И это удивительно, что нас иногда встречают в Нанси и говорят: «Мы помним ваш первый спектакль „Превращение“ по Кафке. Мы помним, до сих пор мурашки по коже». Ну то есть это вещи, которые остаются надолго в памяти людей. Это именно образ, который туда вникает как вирус и делает с человеком какую-то невидимую работу. Мне кажется, только искусство может изменять людей по-настоящему. Всё остальное не может: ни политика, ни природа, ни ничто — только образы вот эти вот, которые могут менять сознание.
Вы проводили мастер-классы с эмигрантами и беженцами из других стран. Что эти мастер-классы помогли понять о себе?

* **Задание A**
Выведите без изменений часть отрывка: от слов «И это удивительно, что» до слов «понять о себе?», включая оба края.

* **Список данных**
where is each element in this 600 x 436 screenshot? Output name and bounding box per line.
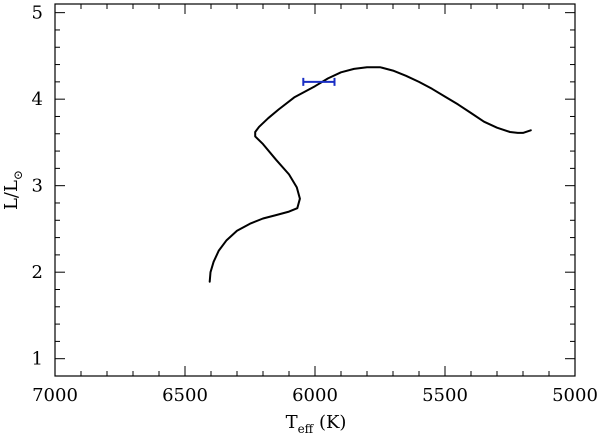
x-axis-label-unit: (K)	[313, 412, 346, 433]
x-tick-label: 6500	[162, 385, 208, 406]
evolutionary-track-line	[208, 66, 532, 283]
y-tick-label: 5	[32, 3, 43, 24]
y-tick-label: 1	[32, 349, 43, 370]
x-axis-label: Teff (K)	[286, 412, 347, 436]
x-tick-label: 6000	[292, 385, 338, 406]
plot-area	[208, 66, 532, 283]
x-tick-label: 5500	[422, 385, 468, 406]
y-axis-label: L/L⊙	[1, 170, 25, 210]
x-axis-label-subscript: eff	[298, 422, 315, 436]
plot-frame	[54, 3, 576, 377]
axes: 7000 6500 6000 5500 5000 1 2 3 4 5	[32, 3, 598, 406]
y-tick-label: 4	[32, 89, 43, 110]
y-tick-label: 3	[32, 176, 43, 197]
y-axis-label-sun-symbol: ⊙	[11, 170, 25, 180]
y-axis-label-main: L/L	[1, 180, 22, 210]
error-bar	[302, 77, 336, 86]
y-tick-label: 2	[32, 262, 43, 283]
x-tick-label: 7000	[32, 385, 78, 406]
x-axis-label-main: T	[286, 412, 298, 433]
x-tick-label: 5000	[552, 385, 598, 406]
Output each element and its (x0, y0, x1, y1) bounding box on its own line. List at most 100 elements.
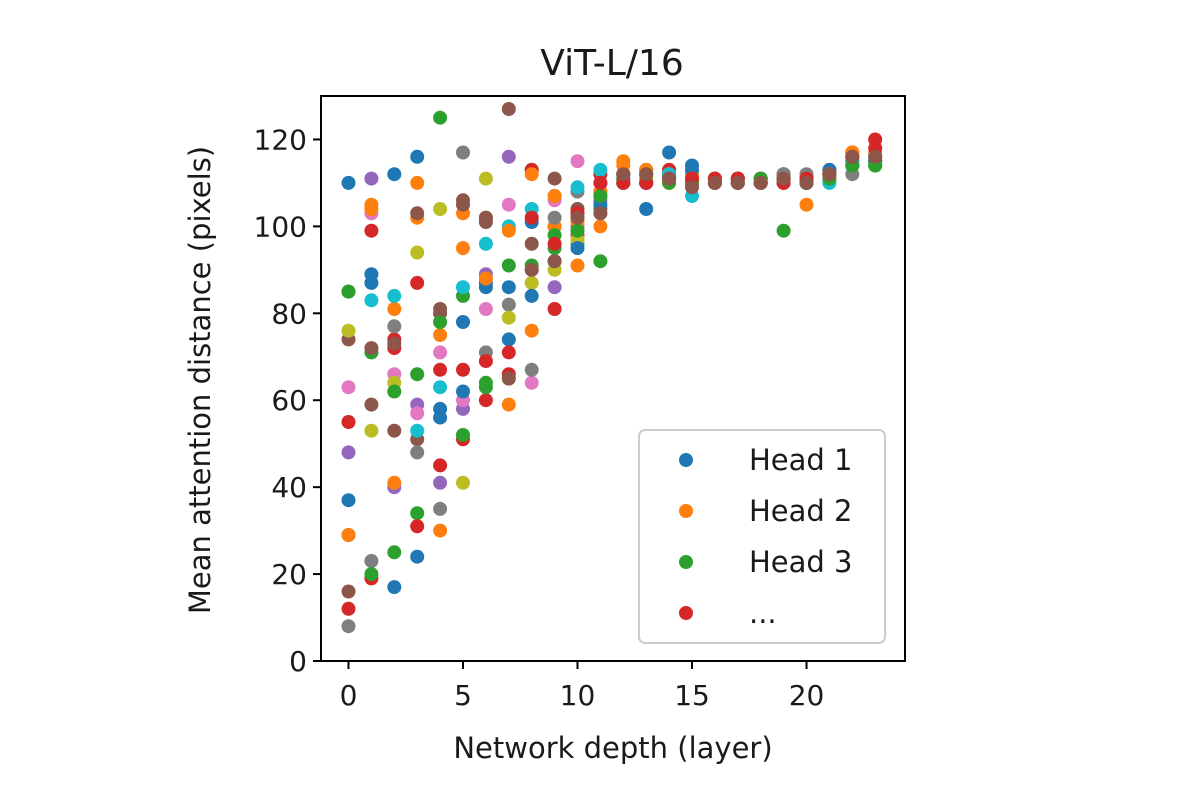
data-points (341, 102, 883, 634)
data-point (524, 275, 539, 290)
data-point (456, 145, 470, 160)
x-tick-label: 0 (340, 679, 358, 712)
data-point (341, 323, 356, 338)
data-point (456, 428, 470, 442)
data-point (685, 180, 699, 195)
y-axis-ticks: 0 20 40 60 80 100 120 (254, 123, 321, 678)
y-tick-label: 120 (254, 123, 307, 156)
data-point (410, 423, 425, 438)
data-point (364, 267, 379, 282)
data-point (341, 445, 356, 460)
data-point (501, 223, 516, 238)
data-point (593, 189, 608, 203)
data-point (593, 175, 608, 190)
data-point (410, 149, 425, 164)
data-point (433, 328, 448, 342)
data-point (524, 262, 539, 277)
data-point (433, 523, 448, 538)
data-point (570, 223, 585, 238)
data-point (387, 545, 402, 560)
data-point (387, 423, 402, 438)
data-point (662, 145, 677, 160)
legend: Head 1 Head 2 Head 3... (638, 429, 886, 644)
data-point (478, 171, 493, 186)
data-point (593, 219, 608, 234)
y-tick-label: 0 (289, 645, 307, 678)
data-point (776, 171, 791, 186)
data-point (410, 549, 425, 564)
legend-label: Head 2 (749, 494, 853, 528)
data-point (547, 280, 562, 295)
data-point (501, 310, 516, 325)
data-point (433, 302, 448, 316)
data-point (478, 354, 493, 369)
data-point (753, 175, 768, 190)
data-point (410, 506, 425, 521)
chart-title: ViT-L/16 (540, 43, 684, 84)
data-point (478, 236, 493, 251)
data-point (501, 297, 516, 312)
y-tick-label: 60 (271, 384, 307, 417)
data-point (364, 554, 379, 568)
data-point (387, 336, 402, 351)
data-point (456, 197, 470, 212)
y-tick-label: 40 (271, 471, 307, 504)
x-axis-label: Network depth (layer) (453, 731, 772, 765)
data-point (524, 236, 539, 251)
data-point (387, 580, 402, 595)
data-point (868, 149, 883, 164)
data-point (593, 162, 608, 177)
data-point (524, 288, 539, 303)
data-point (570, 258, 585, 273)
data-point (364, 423, 379, 438)
data-point (478, 393, 493, 408)
data-point (547, 171, 562, 186)
data-point (501, 280, 516, 295)
data-point (433, 202, 448, 216)
data-point (364, 293, 379, 308)
data-point (341, 584, 356, 599)
data-point (593, 254, 608, 269)
data-point (387, 384, 402, 399)
data-point (433, 315, 448, 329)
data-point (456, 362, 470, 377)
data-point (364, 341, 379, 356)
data-point (387, 475, 402, 490)
data-point (547, 302, 562, 316)
plot-frame (320, 95, 906, 662)
y-tick-label: 100 (254, 210, 307, 243)
data-point (456, 475, 470, 490)
y-tick-label: 80 (271, 297, 307, 330)
data-point (410, 445, 425, 460)
data-point (387, 302, 402, 316)
data-point (501, 102, 516, 116)
legend-box (638, 429, 886, 644)
data-point (524, 375, 539, 390)
data-point (616, 167, 631, 182)
legend-marker (679, 606, 693, 620)
data-point (776, 223, 791, 238)
data-point (410, 406, 425, 421)
data-point (570, 154, 585, 169)
data-point (364, 171, 379, 186)
data-point (410, 206, 425, 221)
legend-marker (679, 504, 693, 518)
data-point (364, 223, 379, 238)
data-point (524, 210, 539, 225)
data-point (478, 302, 493, 316)
data-point (433, 410, 448, 425)
data-point (433, 380, 448, 395)
y-tick-label: 20 (271, 558, 307, 591)
data-point (822, 167, 837, 182)
data-point (410, 519, 425, 534)
data-point (478, 215, 493, 229)
data-point (593, 206, 608, 221)
data-point (799, 175, 814, 190)
data-point (456, 241, 470, 256)
data-point (547, 189, 562, 203)
data-point (730, 175, 745, 190)
data-point (570, 241, 585, 256)
data-point (456, 280, 470, 295)
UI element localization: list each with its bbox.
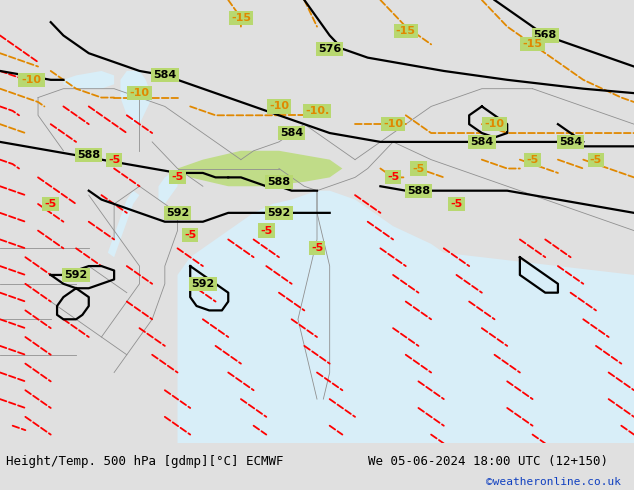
Polygon shape (158, 173, 178, 204)
Text: -5: -5 (108, 155, 120, 165)
Text: -5: -5 (311, 244, 323, 253)
Text: -5: -5 (387, 172, 399, 182)
Text: -15: -15 (396, 26, 416, 36)
Text: -5: -5 (171, 172, 184, 182)
Text: -5: -5 (450, 199, 463, 209)
Text: 584: 584 (280, 128, 303, 138)
Text: -10: -10 (22, 75, 42, 85)
Text: -5: -5 (44, 199, 57, 209)
Text: 584: 584 (470, 137, 493, 147)
Text: -10.: -10. (305, 106, 329, 116)
Text: -10: -10 (129, 88, 150, 98)
Text: 588: 588 (407, 186, 430, 196)
Text: 592: 592 (268, 208, 290, 218)
Polygon shape (63, 71, 114, 89)
Text: -10: -10 (269, 101, 289, 111)
Text: Height/Temp. 500 hPa [gdmp][°C] ECMWF: Height/Temp. 500 hPa [gdmp][°C] ECMWF (6, 455, 284, 467)
Text: -5: -5 (184, 230, 197, 240)
Text: -5: -5 (412, 164, 425, 173)
Text: -5: -5 (526, 155, 539, 165)
Text: 592: 592 (65, 270, 87, 280)
Polygon shape (120, 71, 152, 124)
Text: -10: -10 (484, 119, 505, 129)
Text: 584: 584 (559, 137, 582, 147)
Text: 568: 568 (534, 30, 557, 41)
Text: 592: 592 (191, 279, 214, 289)
Text: 576: 576 (20, 75, 43, 85)
Text: -5: -5 (590, 155, 602, 165)
Text: 588: 588 (77, 150, 100, 160)
Polygon shape (108, 191, 139, 257)
Text: ©weatheronline.co.uk: ©weatheronline.co.uk (486, 477, 621, 487)
Text: 584: 584 (153, 71, 176, 80)
Text: -5: -5 (260, 225, 273, 236)
Text: 588: 588 (268, 177, 290, 187)
Text: 576: 576 (318, 44, 341, 54)
Text: -15: -15 (231, 13, 251, 23)
Text: -15: -15 (522, 39, 543, 49)
Polygon shape (178, 151, 342, 186)
Polygon shape (178, 191, 634, 443)
Text: 592: 592 (166, 208, 189, 218)
Text: We 05-06-2024 18:00 UTC (12+150): We 05-06-2024 18:00 UTC (12+150) (368, 455, 608, 467)
Text: -10: -10 (383, 119, 403, 129)
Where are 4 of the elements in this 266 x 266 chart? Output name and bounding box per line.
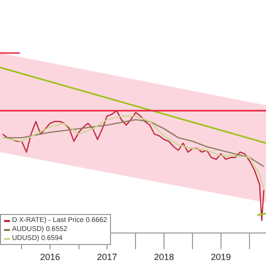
x-tick-label: 2016 — [40, 252, 60, 262]
x-tick-label: 2019 — [210, 252, 231, 262]
x-tick-label: 2018 — [154, 252, 174, 262]
x-tick-label: 2017 — [97, 252, 118, 262]
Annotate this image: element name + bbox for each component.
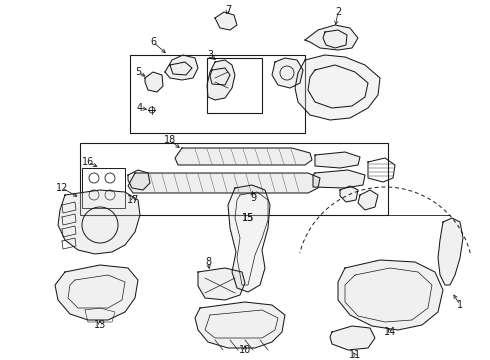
Text: 6: 6 <box>150 37 156 47</box>
Polygon shape <box>145 72 163 92</box>
Polygon shape <box>128 173 320 193</box>
Polygon shape <box>438 218 463 285</box>
Polygon shape <box>305 25 358 50</box>
Text: 15: 15 <box>242 213 254 223</box>
Text: 5: 5 <box>135 67 141 77</box>
Polygon shape <box>165 55 198 80</box>
Polygon shape <box>315 152 360 168</box>
Polygon shape <box>228 185 270 292</box>
Polygon shape <box>340 186 358 202</box>
Polygon shape <box>58 190 140 254</box>
Text: 12: 12 <box>56 183 68 193</box>
Text: 13: 13 <box>94 320 106 330</box>
Polygon shape <box>175 148 312 165</box>
Polygon shape <box>272 58 303 88</box>
Polygon shape <box>295 55 380 120</box>
Polygon shape <box>207 60 235 100</box>
Text: 2: 2 <box>335 7 341 17</box>
Polygon shape <box>338 260 443 330</box>
Text: 7: 7 <box>225 5 231 15</box>
Bar <box>207 58 262 113</box>
Bar <box>80 143 388 215</box>
Text: 3: 3 <box>207 50 213 60</box>
Polygon shape <box>198 268 245 300</box>
Bar <box>82 168 125 208</box>
Polygon shape <box>330 326 375 350</box>
Text: 14: 14 <box>384 327 396 337</box>
Text: 11: 11 <box>349 350 361 360</box>
Text: 1: 1 <box>457 300 463 310</box>
Polygon shape <box>55 265 138 320</box>
Text: 8: 8 <box>205 257 211 267</box>
Text: 10: 10 <box>239 345 251 355</box>
Text: 16: 16 <box>82 157 94 167</box>
Polygon shape <box>358 190 378 210</box>
Polygon shape <box>215 12 237 30</box>
Polygon shape <box>195 302 285 348</box>
Text: 17: 17 <box>127 195 139 205</box>
Text: 18: 18 <box>164 135 176 145</box>
Text: 4: 4 <box>137 103 143 113</box>
Text: 9: 9 <box>250 193 256 203</box>
Text: 15: 15 <box>242 213 254 223</box>
Polygon shape <box>313 170 365 188</box>
Polygon shape <box>128 170 150 190</box>
Bar <box>130 55 305 133</box>
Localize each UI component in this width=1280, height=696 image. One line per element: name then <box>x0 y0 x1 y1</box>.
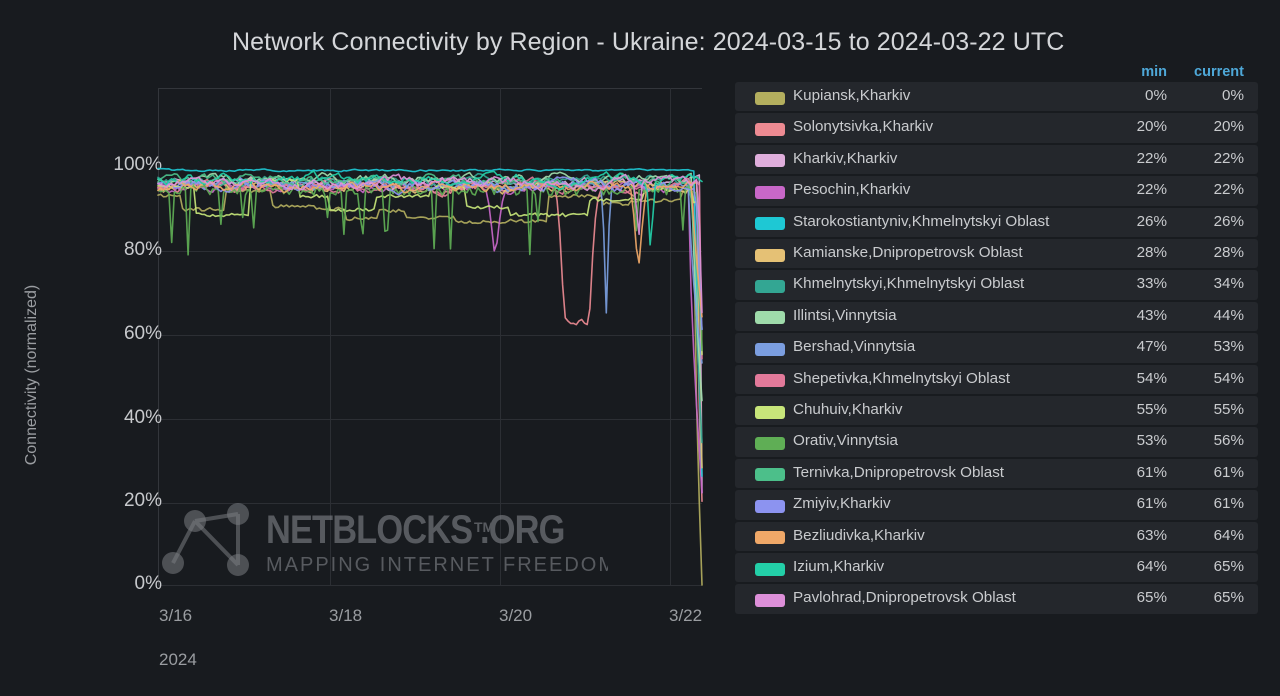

* **Задание B**
Из записей верните точь-в-точь строки от той, где стоит «Polygon shape (158, 173, 178, 204)», до той, где стоит «Text: 568: 568 (534, 30, 557, 41)», включая обе.

* **Полный ответ A**
И это удивительно, что нас иногда встречают в Нанси и говорят: «Мы помним ваш первый спектакль „Превращение“ по Кафке. Мы помним, до сих пор мурашки по коже». Ну то есть это вещи, которые остаются надолго в памяти людей. Это именно образ, который туда вникает как вирус и делает с человеком какую-то невидимую работу. Мне кажется, только искусство может изменять людей по-настоящему. Всё остальное не может: ни политика, ни природа, ни ничто — только образы вот эти вот, которые могут менять сознание.
Вы проводили мастер-классы с эмигрантами и беженцами из других стран. Что эти мастер-классы помогли понять о себе?

* **Полный ответ B**
Polygon shape (158, 173, 178, 204)
Text: -5: -5 (108, 155, 120, 165)
Text: -5: -5 (311, 244, 323, 253)
Text: -5: -5 (387, 172, 399, 182)
Text: -15: -15 (396, 26, 416, 36)
Text: -5: -5 (171, 172, 184, 182)
Text: -5: -5 (450, 199, 463, 209)
Text: 584: 584 (280, 128, 303, 138)
Text: -10: -10 (22, 75, 42, 85)
Text: -5: -5 (44, 199, 57, 209)
Text: 584: 584 (470, 137, 493, 147)
Text: -10.: -10. (305, 106, 329, 116)
Text: -10: -10 (129, 88, 150, 98)
Text: 588: 588 (407, 186, 430, 196)
Text: 592: 592 (268, 208, 290, 218)
Polygon shape (63, 71, 114, 89)
Text: -10: -10 (269, 101, 289, 111)
Text: Height/Temp. 500 hPa [gdmp][°C] ECMWF: Height/Temp. 500 hPa [gdmp][°C] ECMWF (6, 455, 284, 467)
Text: -5: -5 (184, 230, 197, 240)
Text: -5: -5 (412, 164, 425, 173)
Text: -5: -5 (526, 155, 539, 165)
Text: 592: 592 (65, 270, 87, 280)
Polygon shape (120, 71, 152, 124)
Text: -10: -10 (484, 119, 505, 129)
Text: 584: 584 (559, 137, 582, 147)
Text: 568: 568 (534, 30, 557, 41)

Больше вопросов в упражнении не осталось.